> **Exercise**: Transcribe the listing below word for word.

++++ Material provided ++++

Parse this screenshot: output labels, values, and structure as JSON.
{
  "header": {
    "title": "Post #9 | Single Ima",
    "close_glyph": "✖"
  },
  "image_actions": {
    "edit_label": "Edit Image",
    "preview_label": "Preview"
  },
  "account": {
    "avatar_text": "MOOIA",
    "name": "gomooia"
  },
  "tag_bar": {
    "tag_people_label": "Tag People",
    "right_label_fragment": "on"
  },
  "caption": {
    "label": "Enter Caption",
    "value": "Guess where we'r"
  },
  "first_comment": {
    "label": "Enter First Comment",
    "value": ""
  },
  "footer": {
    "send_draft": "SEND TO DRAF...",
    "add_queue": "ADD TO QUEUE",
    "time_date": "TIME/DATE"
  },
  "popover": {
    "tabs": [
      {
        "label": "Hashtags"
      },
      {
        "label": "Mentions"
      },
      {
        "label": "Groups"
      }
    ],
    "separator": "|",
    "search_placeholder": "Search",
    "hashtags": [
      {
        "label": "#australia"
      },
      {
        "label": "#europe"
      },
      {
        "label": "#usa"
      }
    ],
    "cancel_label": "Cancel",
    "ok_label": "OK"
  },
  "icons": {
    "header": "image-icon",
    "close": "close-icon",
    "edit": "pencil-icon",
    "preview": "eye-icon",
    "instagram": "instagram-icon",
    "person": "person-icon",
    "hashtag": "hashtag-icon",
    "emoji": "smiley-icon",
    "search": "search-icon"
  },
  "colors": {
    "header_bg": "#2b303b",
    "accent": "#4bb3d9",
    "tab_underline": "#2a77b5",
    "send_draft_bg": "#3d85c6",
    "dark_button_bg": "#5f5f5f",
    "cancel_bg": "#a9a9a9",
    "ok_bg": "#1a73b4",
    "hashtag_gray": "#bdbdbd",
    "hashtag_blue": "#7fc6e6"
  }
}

++++

> **Answer for the task**:
Parse this screenshot: output labels, values, and structure as JSON.
{
  "header": {
    "title": "Post #9 | Single Ima",
    "close_glyph": "✖"
  },
  "image_actions": {
    "edit_label": "Edit Image",
    "preview_label": "Preview"
  },
  "account": {
    "avatar_text": "MOOIA",
    "name": "gomooia"
  },
  "tag_bar": {
    "tag_people_label": "Tag People",
    "right_label_fragment": "on"
  },
  "caption": {
    "label": "Enter Caption",
    "value": "Guess where we'r"
  },
  "first_comment": {
    "label": "Enter First Comment",
    "value": ""
  },
  "footer": {
    "send_draft": "SEND TO DRAF...",
    "add_queue": "ADD TO QUEUE",
    "time_date": "TIME/DATE"
  },
  "popover": {
    "tabs": [
      {
        "label": "Hashtags"
      },
      {
        "label": "Mentions"
      },
      {
        "label": "Groups"
      }
    ],
    "separator": "|",
    "search_placeholder": "Search",
    "hashtags": [
      {
        "label": "#australia"
      },
      {
        "label": "#europe"
      },
      {
        "label": "#usa"
      }
    ],
    "cancel_label": "Cancel",
    "ok_label": "OK"
  },
  "icons": {
    "header": "image-icon",
    "close": "close-icon",
    "edit": "pencil-icon",
    "preview": "eye-icon",
    "instagram": "instagram-icon",
    "person": "person-icon",
    "hashtag": "hashtag-icon",
    "emoji": "smiley-icon",
    "search": "search-icon"
  },
  "colors": {
    "header_bg": "#2b303b",
    "accent": "#4bb3d9",
    "tab_underline": "#2a77b5",
    "send_draft_bg": "#3d85c6",
    "dark_button_bg": "#5f5f5f",
    "cancel_bg": "#a9a9a9",
    "ok_bg": "#1a73b4",
    "hashtag_gray": "#bdbdbd",
    "hashtag_blue": "#7fc6e6"
  }
}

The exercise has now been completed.